▶ **What is expected**
What is the number of lines that include the word "элементы"? Provide only that figure.

▶ **Materials provided**
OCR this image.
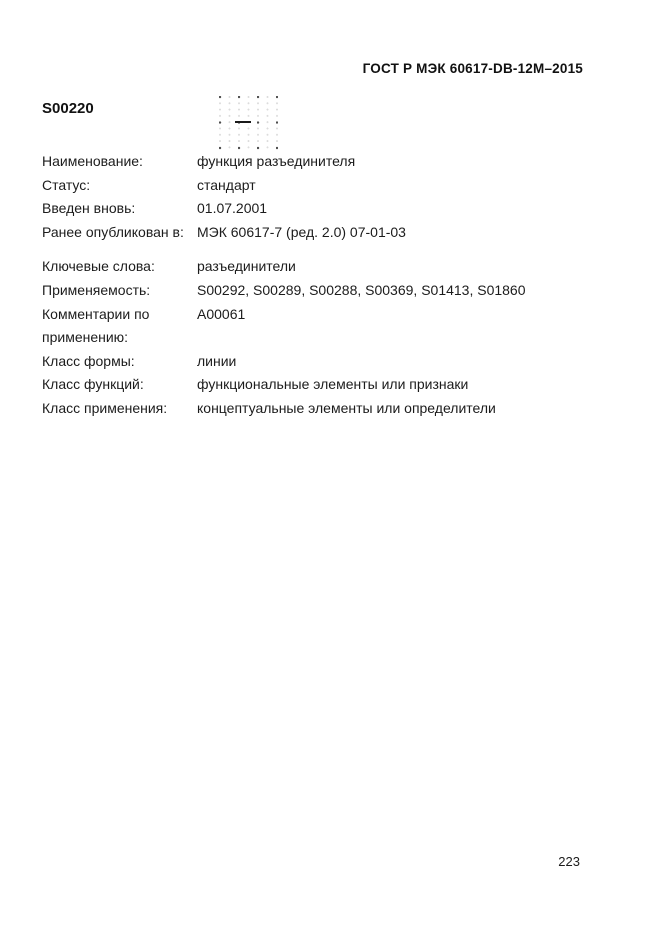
ГОСТ Р МЭК 60617-DB-12M–2015
S00220
Наименование:	функция разъединителя
Статус:	стандарт
Введен вновь:	01.07.2001
Ранее опубликован в: МЭК 60617-7 (ред. 2.0) 07-01-03
Ключевые слова:	разъединители
Применяемость:	S00292, S00289, S00288, S00369, S01413, S01860
Комментарии по применению:
A00061
Класс формы:	линии
Класс функций:	функциональные элементы или признаки
Класс применения:	концептуальные элементы или определители
223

▶ **Complete answer**
2